## BRIEF:
The response must contain every line of the records that follow, duplicated exactly.

Items from a figure collection
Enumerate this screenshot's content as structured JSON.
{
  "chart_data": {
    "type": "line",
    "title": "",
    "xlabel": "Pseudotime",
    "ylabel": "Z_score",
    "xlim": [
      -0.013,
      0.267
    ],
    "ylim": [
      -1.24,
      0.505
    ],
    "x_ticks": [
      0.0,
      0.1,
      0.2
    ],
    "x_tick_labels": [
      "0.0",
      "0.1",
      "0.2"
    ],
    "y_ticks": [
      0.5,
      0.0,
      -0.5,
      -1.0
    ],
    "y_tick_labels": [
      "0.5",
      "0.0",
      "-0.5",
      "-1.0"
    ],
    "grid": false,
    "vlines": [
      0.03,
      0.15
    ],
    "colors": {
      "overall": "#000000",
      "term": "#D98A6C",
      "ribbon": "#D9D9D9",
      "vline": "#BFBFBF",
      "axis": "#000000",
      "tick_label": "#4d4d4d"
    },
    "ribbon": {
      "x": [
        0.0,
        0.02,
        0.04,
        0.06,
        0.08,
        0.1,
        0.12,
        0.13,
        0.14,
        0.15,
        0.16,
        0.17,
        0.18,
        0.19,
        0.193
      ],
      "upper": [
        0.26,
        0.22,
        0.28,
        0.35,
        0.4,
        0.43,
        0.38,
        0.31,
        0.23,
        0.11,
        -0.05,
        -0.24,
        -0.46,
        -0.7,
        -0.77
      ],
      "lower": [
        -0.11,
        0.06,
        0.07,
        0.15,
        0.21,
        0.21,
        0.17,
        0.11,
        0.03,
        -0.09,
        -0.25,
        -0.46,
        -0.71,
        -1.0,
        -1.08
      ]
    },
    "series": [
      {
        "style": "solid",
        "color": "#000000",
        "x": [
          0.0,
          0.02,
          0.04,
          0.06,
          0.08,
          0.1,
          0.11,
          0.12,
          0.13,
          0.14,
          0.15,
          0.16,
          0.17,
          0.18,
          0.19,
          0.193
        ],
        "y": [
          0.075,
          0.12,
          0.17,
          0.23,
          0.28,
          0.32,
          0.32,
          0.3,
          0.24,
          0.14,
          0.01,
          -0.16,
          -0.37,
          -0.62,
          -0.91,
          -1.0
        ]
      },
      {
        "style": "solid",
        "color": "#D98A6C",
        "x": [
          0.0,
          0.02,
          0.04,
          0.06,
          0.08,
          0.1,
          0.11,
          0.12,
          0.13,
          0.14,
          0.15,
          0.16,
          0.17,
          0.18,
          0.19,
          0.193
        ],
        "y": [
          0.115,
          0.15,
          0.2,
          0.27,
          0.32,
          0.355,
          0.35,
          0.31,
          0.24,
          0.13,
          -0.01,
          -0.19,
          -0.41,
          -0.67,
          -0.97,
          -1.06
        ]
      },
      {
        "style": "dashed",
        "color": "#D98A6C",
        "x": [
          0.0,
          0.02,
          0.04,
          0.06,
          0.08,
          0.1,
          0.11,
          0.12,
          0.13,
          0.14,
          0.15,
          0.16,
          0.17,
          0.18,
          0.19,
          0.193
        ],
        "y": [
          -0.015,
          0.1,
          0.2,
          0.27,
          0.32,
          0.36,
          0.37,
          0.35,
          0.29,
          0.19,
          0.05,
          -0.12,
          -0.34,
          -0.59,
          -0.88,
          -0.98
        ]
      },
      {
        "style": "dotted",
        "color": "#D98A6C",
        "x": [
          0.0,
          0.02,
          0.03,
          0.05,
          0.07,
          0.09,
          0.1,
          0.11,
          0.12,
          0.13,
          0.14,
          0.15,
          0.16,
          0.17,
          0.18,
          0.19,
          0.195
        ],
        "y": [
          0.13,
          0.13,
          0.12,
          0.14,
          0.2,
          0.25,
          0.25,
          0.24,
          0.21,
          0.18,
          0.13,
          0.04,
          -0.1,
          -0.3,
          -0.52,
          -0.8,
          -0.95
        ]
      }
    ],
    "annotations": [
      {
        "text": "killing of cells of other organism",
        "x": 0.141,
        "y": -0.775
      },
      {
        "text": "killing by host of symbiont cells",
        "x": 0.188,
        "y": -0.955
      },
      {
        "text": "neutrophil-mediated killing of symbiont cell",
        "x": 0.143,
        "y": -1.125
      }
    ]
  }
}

## TASK SOLUTION:
Enumerate this screenshot's content as structured JSON.
{
  "chart_data": {
    "type": "line",
    "title": "",
    "xlabel": "Pseudotime",
    "ylabel": "Z_score",
    "xlim": [
      -0.013,
      0.267
    ],
    "ylim": [
      -1.24,
      0.505
    ],
    "x_ticks": [
      0.0,
      0.1,
      0.2
    ],
    "x_tick_labels": [
      "0.0",
      "0.1",
      "0.2"
    ],
    "y_ticks": [
      0.5,
      0.0,
      -0.5,
      -1.0
    ],
    "y_tick_labels": [
      "0.5",
      "0.0",
      "-0.5",
      "-1.0"
    ],
    "grid": false,
    "vlines": [
      0.03,
      0.15
    ],
    "colors": {
      "overall": "#000000",
      "term": "#D98A6C",
      "ribbon": "#D9D9D9",
      "vline": "#BFBFBF",
      "axis": "#000000",
      "tick_label": "#4d4d4d"
    },
    "ribbon": {
      "x": [
        0.0,
        0.02,
        0.04,
        0.06,
        0.08,
        0.1,
        0.12,
        0.13,
        0.14,
        0.15,
        0.16,
        0.17,
        0.18,
        0.19,
        0.193
      ],
      "upper": [
        0.26,
        0.22,
        0.28,
        0.35,
        0.4,
        0.43,
        0.38,
        0.31,
        0.23,
        0.11,
        -0.05,
        -0.24,
        -0.46,
        -0.7,
        -0.77
      ],
      "lower": [
        -0.11,
        0.06,
        0.07,
        0.15,
        0.21,
        0.21,
        0.17,
        0.11,
        0.03,
        -0.09,
        -0.25,
        -0.46,
        -0.71,
        -1.0,
        -1.08
      ]
    },
    "series": [
      {
        "style": "solid",
        "color": "#000000",
        "x": [
          0.0,
          0.02,
          0.04,
          0.06,
          0.08,
          0.1,
          0.11,
          0.12,
          0.13,
          0.14,
          0.15,
          0.16,
          0.17,
          0.18,
          0.19,
          0.193
        ],
        "y": [
          0.075,
          0.12,
          0.17,
          0.23,
          0.28,
          0.32,
          0.32,
          0.3,
          0.24,
          0.14,
          0.01,
          -0.16,
          -0.37,
          -0.62,
          -0.91,
          -1.0
        ]
      },
      {
        "style": "solid",
        "color": "#D98A6C",
        "x": [
          0.0,
          0.02,
          0.04,
          0.06,
          0.08,
          0.1,
          0.11,
          0.12,
          0.13,
          0.14,
          0.15,
          0.16,
          0.17,
          0.18,
          0.19,
          0.193
        ],
        "y": [
          0.115,
          0.15,
          0.2,
          0.27,
          0.32,
          0.355,
          0.35,
          0.31,
          0.24,
          0.13,
          -0.01,
          -0.19,
          -0.41,
          -0.67,
          -0.97,
          -1.06
        ]
      },
      {
        "style": "dashed",
        "color": "#D98A6C",
        "x": [
          0.0,
          0.02,
          0.04,
          0.06,
          0.08,
          0.1,
          0.11,
          0.12,
          0.13,
          0.14,
          0.15,
          0.16,
          0.17,
          0.18,
          0.19,
          0.193
        ],
        "y": [
          -0.015,
          0.1,
          0.2,
          0.27,
          0.32,
          0.36,
          0.37,
          0.35,
          0.29,
          0.19,
          0.05,
          -0.12,
          -0.34,
          -0.59,
          -0.88,
          -0.98
        ]
      },
      {
        "style": "dotted",
        "color": "#D98A6C",
        "x": [
          0.0,
          0.02,
          0.03,
          0.05,
          0.07,
          0.09,
          0.1,
          0.11,
          0.12,
          0.13,
          0.14,
          0.15,
          0.16,
          0.17,
          0.18,
          0.19,
          0.195
        ],
        "y": [
          0.13,
          0.13,
          0.12,
          0.14,
          0.2,
          0.25,
          0.25,
          0.24,
          0.21,
          0.18,
          0.13,
          0.04,
          -0.1,
          -0.3,
          -0.52,
          -0.8,
          -0.95
        ]
      }
    ],
    "annotations": [
      {
        "text": "killing of cells of other organism",
        "x": 0.141,
        "y": -0.775
      },
      {
        "text": "killing by host of symbiont cells",
        "x": 0.188,
        "y": -0.955
      },
      {
        "text": "neutrophil-mediated killing of symbiont cell",
        "x": 0.143,
        "y": -1.125
      }
    ]
  }
}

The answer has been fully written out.